■ AIM OF THE TASK
Write every record out again exactly as given.

Chart and figure data:
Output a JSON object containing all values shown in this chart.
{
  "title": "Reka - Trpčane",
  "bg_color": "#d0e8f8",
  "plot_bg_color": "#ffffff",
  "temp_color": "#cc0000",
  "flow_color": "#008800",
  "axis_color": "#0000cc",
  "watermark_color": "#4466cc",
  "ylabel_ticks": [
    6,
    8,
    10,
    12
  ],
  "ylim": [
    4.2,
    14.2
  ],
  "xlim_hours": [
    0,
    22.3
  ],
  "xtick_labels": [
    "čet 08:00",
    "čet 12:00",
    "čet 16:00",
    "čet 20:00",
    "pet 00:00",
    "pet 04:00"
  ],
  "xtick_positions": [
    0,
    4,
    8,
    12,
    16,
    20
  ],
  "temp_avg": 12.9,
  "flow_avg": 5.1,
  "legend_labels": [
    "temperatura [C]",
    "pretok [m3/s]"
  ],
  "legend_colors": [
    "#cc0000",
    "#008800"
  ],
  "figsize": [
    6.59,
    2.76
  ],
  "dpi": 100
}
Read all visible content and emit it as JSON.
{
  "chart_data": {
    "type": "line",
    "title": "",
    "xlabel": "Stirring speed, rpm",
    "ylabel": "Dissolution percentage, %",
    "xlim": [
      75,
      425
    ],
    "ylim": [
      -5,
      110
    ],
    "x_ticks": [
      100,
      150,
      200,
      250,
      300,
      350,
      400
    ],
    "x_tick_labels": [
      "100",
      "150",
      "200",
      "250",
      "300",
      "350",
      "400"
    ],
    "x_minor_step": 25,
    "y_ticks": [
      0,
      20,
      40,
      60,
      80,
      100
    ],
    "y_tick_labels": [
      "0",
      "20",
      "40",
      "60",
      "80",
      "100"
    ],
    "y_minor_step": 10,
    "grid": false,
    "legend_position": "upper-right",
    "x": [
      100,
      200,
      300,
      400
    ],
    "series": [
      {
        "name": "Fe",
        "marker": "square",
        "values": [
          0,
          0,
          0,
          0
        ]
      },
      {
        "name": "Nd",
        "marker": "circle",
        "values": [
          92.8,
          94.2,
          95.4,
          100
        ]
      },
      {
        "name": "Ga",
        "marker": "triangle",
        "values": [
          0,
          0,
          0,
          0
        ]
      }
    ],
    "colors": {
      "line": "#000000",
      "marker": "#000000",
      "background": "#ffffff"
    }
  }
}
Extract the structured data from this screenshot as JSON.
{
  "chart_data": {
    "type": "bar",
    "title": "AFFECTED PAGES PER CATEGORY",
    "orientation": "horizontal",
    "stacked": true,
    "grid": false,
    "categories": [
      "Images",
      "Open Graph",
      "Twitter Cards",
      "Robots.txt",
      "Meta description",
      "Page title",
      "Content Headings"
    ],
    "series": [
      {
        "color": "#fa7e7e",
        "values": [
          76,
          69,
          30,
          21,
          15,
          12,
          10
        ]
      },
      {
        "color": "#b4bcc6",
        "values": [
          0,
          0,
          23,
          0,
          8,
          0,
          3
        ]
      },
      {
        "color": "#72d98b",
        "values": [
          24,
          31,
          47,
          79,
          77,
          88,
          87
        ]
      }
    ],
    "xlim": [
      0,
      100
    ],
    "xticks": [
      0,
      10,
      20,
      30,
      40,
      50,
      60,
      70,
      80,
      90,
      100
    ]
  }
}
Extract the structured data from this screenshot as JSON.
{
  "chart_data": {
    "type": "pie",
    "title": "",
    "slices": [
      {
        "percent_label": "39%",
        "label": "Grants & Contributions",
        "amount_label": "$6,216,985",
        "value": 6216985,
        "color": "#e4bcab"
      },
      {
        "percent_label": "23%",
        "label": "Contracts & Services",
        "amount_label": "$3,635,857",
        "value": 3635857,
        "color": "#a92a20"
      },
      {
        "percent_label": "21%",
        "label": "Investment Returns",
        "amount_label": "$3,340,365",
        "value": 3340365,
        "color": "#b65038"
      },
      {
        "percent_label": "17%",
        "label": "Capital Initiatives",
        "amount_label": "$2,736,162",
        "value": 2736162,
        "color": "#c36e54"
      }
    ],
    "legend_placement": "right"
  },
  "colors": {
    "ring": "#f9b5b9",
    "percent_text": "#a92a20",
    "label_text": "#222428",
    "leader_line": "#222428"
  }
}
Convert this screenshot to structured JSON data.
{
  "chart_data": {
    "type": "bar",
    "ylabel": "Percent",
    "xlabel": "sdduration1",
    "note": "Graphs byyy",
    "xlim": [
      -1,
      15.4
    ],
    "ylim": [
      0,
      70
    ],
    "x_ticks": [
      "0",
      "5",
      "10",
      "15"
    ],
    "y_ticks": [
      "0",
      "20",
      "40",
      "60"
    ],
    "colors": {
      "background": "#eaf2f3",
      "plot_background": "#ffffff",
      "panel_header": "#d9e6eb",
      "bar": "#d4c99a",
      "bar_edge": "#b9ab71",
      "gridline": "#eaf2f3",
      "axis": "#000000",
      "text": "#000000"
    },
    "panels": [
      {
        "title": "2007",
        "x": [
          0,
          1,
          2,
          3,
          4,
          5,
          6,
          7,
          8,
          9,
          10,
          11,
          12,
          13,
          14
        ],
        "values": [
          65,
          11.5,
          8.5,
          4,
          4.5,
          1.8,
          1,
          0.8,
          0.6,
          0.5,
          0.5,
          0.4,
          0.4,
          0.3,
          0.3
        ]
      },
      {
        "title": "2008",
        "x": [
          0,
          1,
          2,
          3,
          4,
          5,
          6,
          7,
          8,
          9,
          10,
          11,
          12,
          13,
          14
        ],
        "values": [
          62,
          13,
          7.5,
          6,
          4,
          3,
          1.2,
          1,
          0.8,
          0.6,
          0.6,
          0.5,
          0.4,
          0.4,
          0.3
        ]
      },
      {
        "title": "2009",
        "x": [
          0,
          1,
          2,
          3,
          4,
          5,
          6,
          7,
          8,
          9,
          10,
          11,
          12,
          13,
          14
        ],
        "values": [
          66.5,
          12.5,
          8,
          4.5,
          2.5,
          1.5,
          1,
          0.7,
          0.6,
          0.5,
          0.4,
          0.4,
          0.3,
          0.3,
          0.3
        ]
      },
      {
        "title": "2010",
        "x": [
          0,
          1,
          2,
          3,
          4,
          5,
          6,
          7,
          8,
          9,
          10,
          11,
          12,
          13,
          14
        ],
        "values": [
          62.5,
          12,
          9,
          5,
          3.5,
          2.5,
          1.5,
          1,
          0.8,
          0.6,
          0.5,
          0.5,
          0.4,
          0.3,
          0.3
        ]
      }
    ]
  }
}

■ RESULT
Output a JSON object containing all values shown in this chart.
{
  "title": "Reka - Trpčane",
  "bg_color": "#d0e8f8",
  "plot_bg_color": "#ffffff",
  "temp_color": "#cc0000",
  "flow_color": "#008800",
  "axis_color": "#0000cc",
  "watermark_color": "#4466cc",
  "ylabel_ticks": [
    6,
    8,
    10,
    12
  ],
  "ylim": [
    4.2,
    14.2
  ],
  "xlim_hours": [
    0,
    22.3
  ],
  "xtick_labels": [
    "čet 08:00",
    "čet 12:00",
    "čet 16:00",
    "čet 20:00",
    "pet 00:00",
    "pet 04:00"
  ],
  "xtick_positions": [
    0,
    4,
    8,
    12,
    16,
    20
  ],
  "temp_avg": 12.9,
  "flow_avg": 5.1,
  "legend_labels": [
    "temperatura [C]",
    "pretok [m3/s]"
  ],
  "legend_colors": [
    "#cc0000",
    "#008800"
  ],
  "figsize": [
    6.59,
    2.76
  ],
  "dpi": 100
}
Read all visible content and emit it as JSON.
{
  "chart_data": {
    "type": "line",
    "title": "",
    "xlabel": "Stirring speed, rpm",
    "ylabel": "Dissolution percentage, %",
    "xlim": [
      75,
      425
    ],
    "ylim": [
      -5,
      110
    ],
    "x_ticks": [
      100,
      150,
      200,
      250,
      300,
      350,
      400
    ],
    "x_tick_labels": [
      "100",
      "150",
      "200",
      "250",
      "300",
      "350",
      "400"
    ],
    "x_minor_step": 25,
    "y_ticks": [
      0,
      20,
      40,
      60,
      80,
      100
    ],
    "y_tick_labels": [
      "0",
      "20",
      "40",
      "60",
      "80",
      "100"
    ],
    "y_minor_step": 10,
    "grid": false,
    "legend_position": "upper-right",
    "x": [
      100,
      200,
      300,
      400
    ],
    "series": [
      {
        "name": "Fe",
        "marker": "square",
        "values": [
          0,
          0,
          0,
          0
        ]
      },
      {
        "name": "Nd",
        "marker": "circle",
        "values": [
          92.8,
          94.2,
          95.4,
          100
        ]
      },
      {
        "name": "Ga",
        "marker": "triangle",
        "values": [
          0,
          0,
          0,
          0
        ]
      }
    ],
    "colors": {
      "line": "#000000",
      "marker": "#000000",
      "background": "#ffffff"
    }
  }
}
Extract the structured data from this screenshot as JSON.
{
  "chart_data": {
    "type": "bar",
    "title": "AFFECTED PAGES PER CATEGORY",
    "orientation": "horizontal",
    "stacked": true,
    "grid": false,
    "categories": [
      "Images",
      "Open Graph",
      "Twitter Cards",
      "Robots.txt",
      "Meta description",
      "Page title",
      "Content Headings"
    ],
    "series": [
      {
        "color": "#fa7e7e",
        "values": [
          76,
          69,
          30,
          21,
          15,
          12,
          10
        ]
      },
      {
        "color": "#b4bcc6",
        "values": [
          0,
          0,
          23,
          0,
          8,
          0,
          3
        ]
      },
      {
        "color": "#72d98b",
        "values": [
          24,
          31,
          47,
          79,
          77,
          88,
          87
        ]
      }
    ],
    "xlim": [
      0,
      100
    ],
    "xticks": [
      0,
      10,
      20,
      30,
      40,
      50,
      60,
      70,
      80,
      90,
      100
    ]
  }
}
Extract the structured data from this screenshot as JSON.
{
  "chart_data": {
    "type": "pie",
    "title": "",
    "slices": [
      {
        "percent_label": "39%",
        "label": "Grants & Contributions",
        "amount_label": "$6,216,985",
        "value": 6216985,
        "color": "#e4bcab"
      },
      {
        "percent_label": "23%",
        "label": "Contracts & Services",
        "amount_label": "$3,635,857",
        "value": 3635857,
        "color": "#a92a20"
      },
      {
        "percent_label": "21%",
        "label": "Investment Returns",
        "amount_label": "$3,340,365",
        "value": 3340365,
        "color": "#b65038"
      },
      {
        "percent_label": "17%",
        "label": "Capital Initiatives",
        "amount_label": "$2,736,162",
        "value": 2736162,
        "color": "#c36e54"
      }
    ],
    "legend_placement": "right"
  },
  "colors": {
    "ring": "#f9b5b9",
    "percent_text": "#a92a20",
    "label_text": "#222428",
    "leader_line": "#222428"
  }
}
Convert this screenshot to structured JSON data.
{
  "chart_data": {
    "type": "bar",
    "ylabel": "Percent",
    "xlabel": "sdduration1",
    "note": "Graphs byyy",
    "xlim": [
      -1,
      15.4
    ],
    "ylim": [
      0,
      70
    ],
    "x_ticks": [
      "0",
      "5",
      "10",
      "15"
    ],
    "y_ticks": [
      "0",
      "20",
      "40",
      "60"
    ],
    "colors": {
      "background": "#eaf2f3",
      "plot_background": "#ffffff",
      "panel_header": "#d9e6eb",
      "bar": "#d4c99a",
      "bar_edge": "#b9ab71",
      "gridline": "#eaf2f3",
      "axis": "#000000",
      "text": "#000000"
    },
    "panels": [
      {
        "title": "2007",
        "x": [
          0,
          1,
          2,
          3,
          4,
          5,
          6,
          7,
          8,
          9,
          10,
          11,
          12,
          13,
          14
        ],
        "values": [
          65,
          11.5,
          8.5,
          4,
          4.5,
          1.8,
          1,
          0.8,
          0.6,
          0.5,
          0.5,
          0.4,
          0.4,
          0.3,
          0.3
        ]
      },
      {
        "title": "2008",
        "x": [
          0,
          1,
          2,
          3,
          4,
          5,
          6,
          7,
          8,
          9,
          10,
          11,
          12,
          13,
          14
        ],
        "values": [
          62,
          13,
          7.5,
          6,
          4,
          3,
          1.2,
          1,
          0.8,
          0.6,
          0.6,
          0.5,
          0.4,
          0.4,
          0.3
        ]
      },
      {
        "title": "2009",
        "x": [
          0,
          1,
          2,
          3,
          4,
          5,
          6,
          7,
          8,
          9,
          10,
          11,
          12,
          13,
          14
        ],
        "values": [
          66.5,
          12.5,
          8,
          4.5,
          2.5,
          1.5,
          1,
          0.7,
          0.6,
          0.5,
          0.4,
          0.4,
          0.3,
          0.3,
          0.3
        ]
      },
      {
        "title": "2010",
        "x": [
          0,
          1,
          2,
          3,
          4,
          5,
          6,
          7,
          8,
          9,
          10,
          11,
          12,
          13,
          14
        ],
        "values": [
          62.5,
          12,
          9,
          5,
          3.5,
          2.5,
          1.5,
          1,
          0.8,
          0.6,
          0.5,
          0.5,
          0.4,
          0.3,
          0.3
        ]
      }
    ]
  }
}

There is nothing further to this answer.